== Exercises ==
1) Name every book that the Turkey reading list recommends, with its author or editor.
2) Duplicate the stretch of the Turkey reading list from "Constantinople: City of" through "capital to life.".

Since the US and UK banned laptops and tablets from the airplane cabins on flights originating in Turkey, Lebanon, Jordan, Egypt, Tunisia and Saudi Arabia, I’ve read some really daft articles addressing the desperate question: what can I do on the plane?
Here’s one, from Bloomberg: Hacks to Survive a Twenty Hour Flight – without a laptop or tablet!
One answer might be: read a book. Revolutionary? Perhaps all first class travel could look like this?
Here’s my list for travellers coming out of Turkey:
Three Daughters of Eve by Elif Shafak
The latest novel by the wonderful Elif Shafak, who first burst onto the scene with her punchy, funny and tragic novel, The Bastard of Istanbul. Elif writes about women negotiating their power and their position in a man’s world, and she does it with sly humour, tenderness, and a wonderful feel for historical time and place. The action kicks off when a beggar snatches the handbag of a wealthy Turkish housewife on her way to a smart Istanbul dinner party. Out drops an old photo… and with it, a life and love that Peri has tried to forget.
Istanbul: Poetry of Place, edited by Ates Orga
Packed with poetry and a little prose, all set in the former capital of the Byzantine and the Ottoman empires, Istanbul: Poetry of Place brings you the voices of the city’s inhabitants, from sultans to modern-day feminists.
Snow by Orhan Pamuk
Complex, fragmentary, unreliable and poetic, this thoroughly postmodern novel abounds with puns, ironies, double-takes and imponderable conflicts of love, faith and social justice, reflecting not only aspects of the human condition but also of 20th-century Turkey’s preoccupations with secularism, religious freedom and revolution. In the city of Kars, a young journalist, Ka, comes to investigate a spate of suicides relating to the wearing of headscarves – and opens up a kaleidoscopic world of claims, counter-claims and conflicting priorities.
Turkey: a Short History by Norman Stone
A fanfare for modern Turkey and a vivid, provocative, often funny, always insightful account of how it came about. Stone pulls together his accomplishments as a philoturk, a philologist, controversialist and narrative historian to sweep his readers along a short crash course in Turkish origins, their history and current challenges. If you don’t really know why a portrait of Ataturk hangs in almost every shop in Turkey, read this book.
Constantinople: City of the World’s Desire by Philip Mansel
The definitive history of the city from 1453, by one of our finest historians, also explains how a multi-ethnic, polyglot empire was controlled by a single dynasty for more than 600 years. Mansel mines a vast range of sources to bring the fashions, pomp and politics of this ancient world capital to life.
Birds without Wings by Louis de Bernières
I keep picking this up – and putting it down again, because I can’t quite face the onrushing tragedy. Needless to say, it’s the story of a doomed love affair between Philotei and Ibrahim, as relations between Greece and Turkey collapse in the First World War; prelude to the massive population exchange of 1923, which ended Greek settlement of Asia Minor. Gallipoli is in it; so is Ataturk; so are some characters from Captain Corelli’s Mandolin. De Bernières insists this is the better book and I believe him.

== Recorded information ==
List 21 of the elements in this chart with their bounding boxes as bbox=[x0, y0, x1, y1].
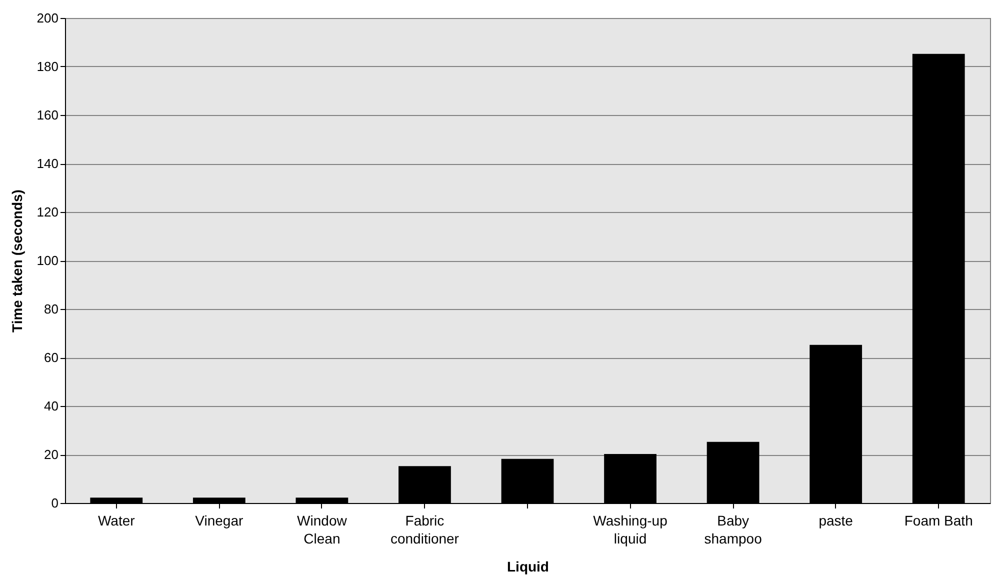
x-tick-label: Water bbox=[98, 512, 136, 528]
y-tick-label: 140 bbox=[36, 156, 58, 171]
x-tick-label: Vinegar bbox=[195, 512, 244, 528]
y-tick-label: 0 bbox=[51, 496, 58, 510]
x-tick-label: paste bbox=[818, 512, 854, 528]
x-tick-label: Washing-up liquid bbox=[593, 512, 668, 546]
x-tick-label: Window Clean bbox=[297, 512, 348, 546]
y-tick-label: 80 bbox=[44, 302, 58, 316]
y-tick-label: 120 bbox=[36, 204, 58, 220]
y-tick-label: 160 bbox=[36, 108, 58, 122]
y-tick-label: 180 bbox=[36, 59, 58, 74]
y-tick-label: 60 bbox=[44, 350, 58, 365]
y-tick-label: 100 bbox=[36, 253, 58, 268]
x-tick-label: Fabric conditioner bbox=[390, 512, 460, 546]
y-axis-title: Time taken (seconds) bbox=[8, 190, 25, 332]
y-tick-label: 200 bbox=[36, 10, 58, 26]
y-tick-label: 20 bbox=[44, 447, 58, 462]
x-tick-label: Baby shampoo bbox=[704, 512, 762, 546]
y-tick-label: 40 bbox=[44, 398, 58, 414]
x-axis-title: Liquid bbox=[507, 558, 549, 574]
x-tick-label: Foam Bath bbox=[904, 512, 973, 528]
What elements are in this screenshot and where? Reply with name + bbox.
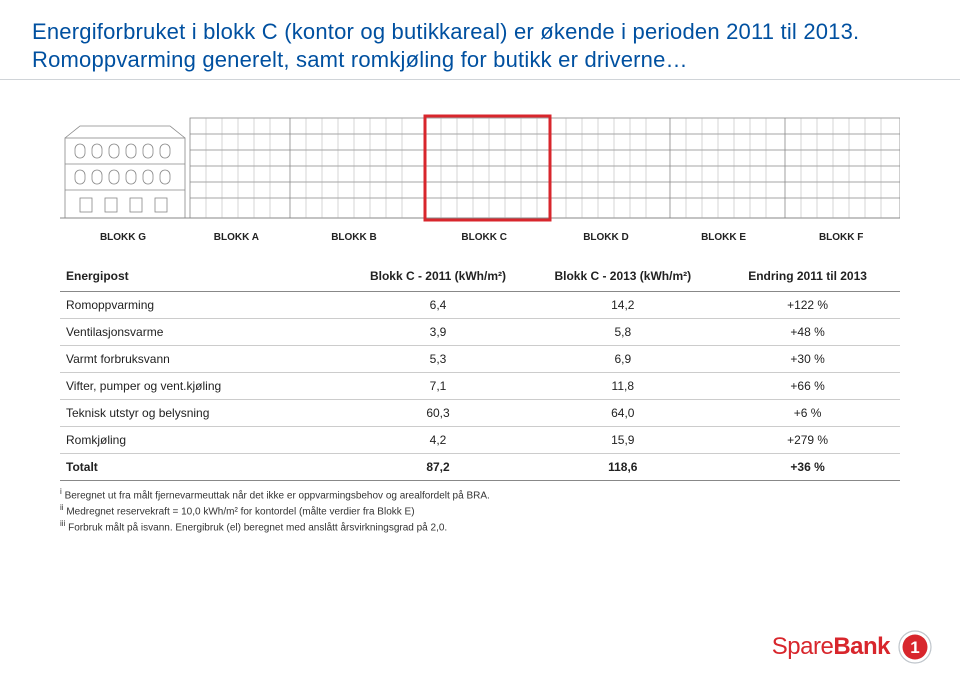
cell: 5,8 (530, 319, 715, 346)
cell: 6,4 (346, 292, 531, 319)
cell: 87,2 (346, 454, 531, 481)
block-label-b: BLOKK B (287, 232, 421, 243)
cell: 64,0 (530, 400, 715, 427)
table-row: Teknisk utstyr og belysning 60,3 64,0 +6… (60, 400, 900, 427)
cell: +122 % (715, 292, 900, 319)
cell: 4,2 (346, 427, 531, 454)
cell: 118,6 (530, 454, 715, 481)
footnote-iii: iii Forbruk målt på isvann. Energibruk (… (60, 519, 900, 535)
table-row: Varmt forbruksvann 5,3 6,9 +30 % (60, 346, 900, 373)
block-label-a: BLOKK A (186, 232, 287, 243)
col-header-1: Blokk C - 2011 (kWh/m²) (346, 261, 531, 292)
cell: 7,1 (346, 373, 531, 400)
footnotes: i Beregnet ut fra målt fjernevarmeuttak … (0, 481, 960, 534)
row-label: Romkjøling (60, 427, 346, 454)
brand-logo: SpareBank 1 (772, 630, 932, 664)
cell: 60,3 (346, 400, 531, 427)
table-total-row: Totalt 87,2 118,6 +36 % (60, 454, 900, 481)
svg-text:1: 1 (910, 638, 919, 657)
row-label: Varmt forbruksvann (60, 346, 346, 373)
cell: +48 % (715, 319, 900, 346)
block-label-e: BLOKK E (665, 232, 783, 243)
table-row: Ventilasjonsvarme 3,9 5,8 +48 % (60, 319, 900, 346)
cell: +6 % (715, 400, 900, 427)
building-figure: BLOKK G BLOKK A BLOKK B BLOKK C BLOKK D … (0, 80, 960, 247)
cell: 3,9 (346, 319, 531, 346)
cell: 14,2 (530, 292, 715, 319)
row-label: Teknisk utstyr og belysning (60, 400, 346, 427)
highlight-rect (425, 116, 550, 220)
cell: +36 % (715, 454, 900, 481)
row-label: Totalt (60, 454, 346, 481)
block-label-g: BLOKK G (60, 232, 186, 243)
brand-mark-icon: 1 (898, 630, 932, 664)
col-header-2: Blokk C - 2013 (kWh/m²) (530, 261, 715, 292)
cell: 6,9 (530, 346, 715, 373)
cell: 11,8 (530, 373, 715, 400)
row-label: Romoppvarming (60, 292, 346, 319)
table-row: Romoppvarming 6,4 14,2 +122 % (60, 292, 900, 319)
energy-table: Energipost Blokk C - 2011 (kWh/m²) Blokk… (60, 261, 900, 481)
cell: +66 % (715, 373, 900, 400)
brand-wordmark: SpareBank (772, 633, 890, 661)
cell: +30 % (715, 346, 900, 373)
block-label-f: BLOKK F (782, 232, 900, 243)
table-row: Vifter, pumper og vent.kjøling 7,1 11,8 … (60, 373, 900, 400)
col-header-3: Endring 2011 til 2013 (715, 261, 900, 292)
cell: +279 % (715, 427, 900, 454)
cell: 5,3 (346, 346, 531, 373)
cell: 15,9 (530, 427, 715, 454)
footnote-i: i Beregnet ut fra målt fjernevarmeuttak … (60, 487, 900, 503)
page-title: Energiforbruket i blokk C (kontor og but… (0, 0, 960, 80)
table-row: Romkjøling 4,2 15,9 +279 % (60, 427, 900, 454)
block-label-c: BLOKK C (421, 232, 547, 243)
row-label: Vifter, pumper og vent.kjøling (60, 373, 346, 400)
building-elevation-svg (60, 98, 900, 228)
block-label-d: BLOKK D (547, 232, 665, 243)
col-header-0: Energipost (60, 261, 346, 292)
row-label: Ventilasjonsvarme (60, 319, 346, 346)
footnote-ii: ii Medregnet reservekraft = 10,0 kWh/m² … (60, 503, 900, 519)
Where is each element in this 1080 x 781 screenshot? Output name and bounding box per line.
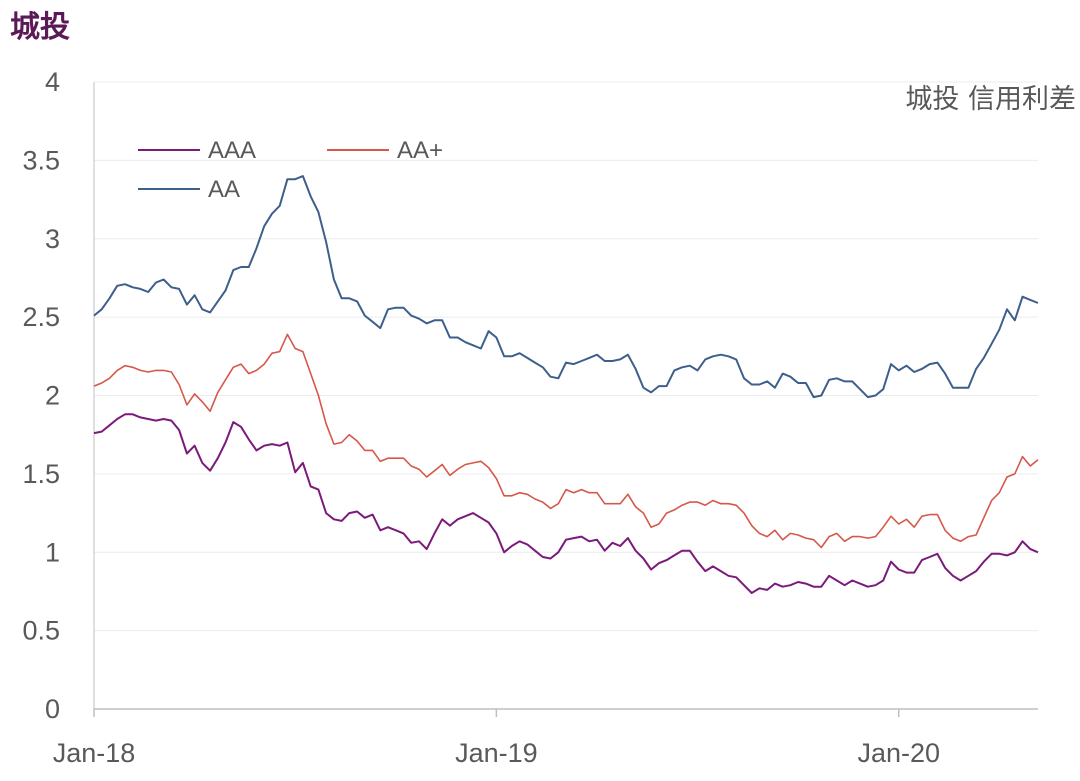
legend-label: AAA — [208, 137, 256, 164]
y-tick-label: 2 — [45, 381, 60, 411]
chart-title: 城投 信用利差 — [905, 84, 1076, 115]
series-line-aaplus — [93, 333, 1039, 549]
y-tick-label: 4 — [45, 67, 60, 97]
chart-legend: AAA AA+ AA — [138, 137, 443, 203]
gridlines — [94, 81, 1038, 632]
series-line-aa — [93, 175, 1039, 399]
x-tick-label: Jan-18 — [53, 738, 136, 768]
page-title: 城投 — [10, 10, 70, 45]
legend-label: AA — [208, 176, 240, 203]
y-axis-tick-labels: 0 0.5 1 1.5 2 2.5 3 3.5 4 — [22, 67, 60, 724]
y-tick-label: 1.5 — [22, 459, 60, 489]
x-axis-tick-labels: Jan-18 Jan-19 Jan-20 — [53, 709, 940, 768]
y-tick-label: 3 — [45, 224, 60, 254]
y-tick-label: 3.5 — [22, 145, 60, 175]
y-tick-label: 0 — [45, 694, 60, 724]
y-tick-label: 0.5 — [22, 616, 60, 646]
x-tick-label: Jan-19 — [455, 738, 538, 768]
y-tick-label: 2.5 — [22, 302, 60, 332]
series-lines — [93, 175, 1039, 594]
chart-axes — [93, 82, 1038, 710]
x-tick-label: Jan-20 — [857, 738, 940, 768]
legend-label: AA+ — [397, 137, 443, 164]
series-line-aaa — [93, 413, 1039, 594]
y-tick-label: 1 — [45, 537, 60, 567]
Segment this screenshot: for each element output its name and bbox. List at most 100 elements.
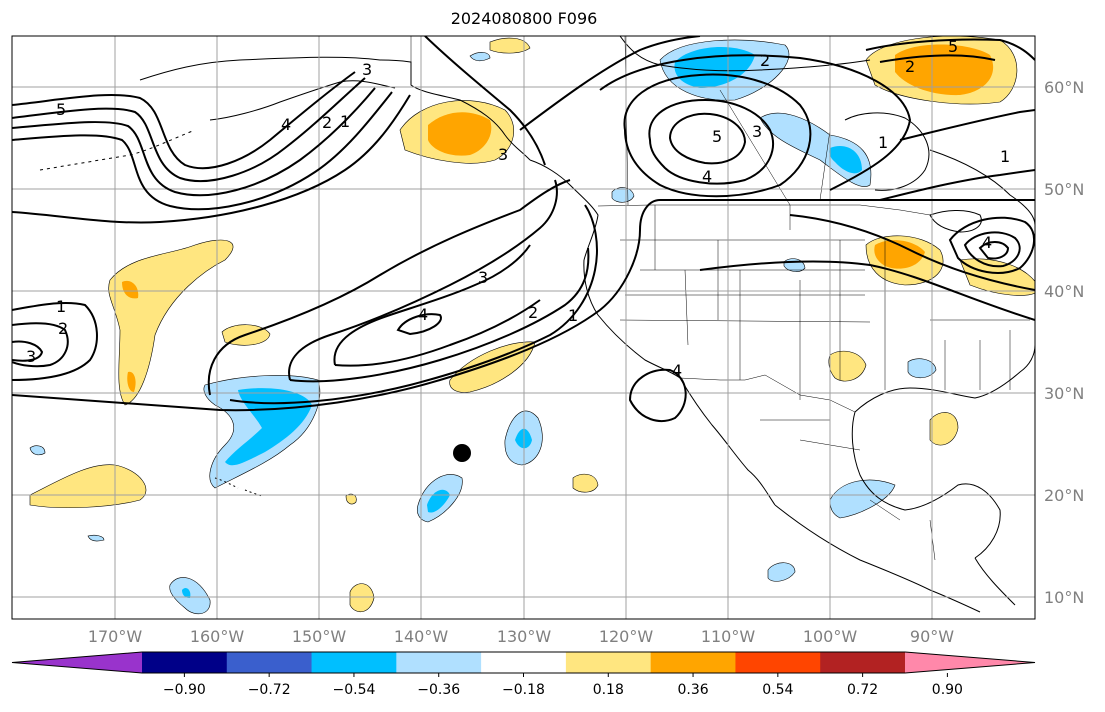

== Outputs in order ==
1)
- Three Daughters of Eve by Elif Shafak
- Istanbul: Poetry of Place, edited by Ates Orga
- Snow by Orhan Pamuk
- Turkey: a Short History by Norman Stone
- Constantinople: City of the World's Desire by Philip Mansel
- Birds without Wings by Louis de Bernières

2)
Constantinople: City of the World’s Desire by Philip Mansel
The definitive history of the city from 1453, by one of our finest historians, also explains how a multi-ethnic, polyglot empire was controlled by a single dynasty for more than 600 years. Mansel mines a vast range of sources to bring the fashions, pomp and politics of this ancient world capital to life.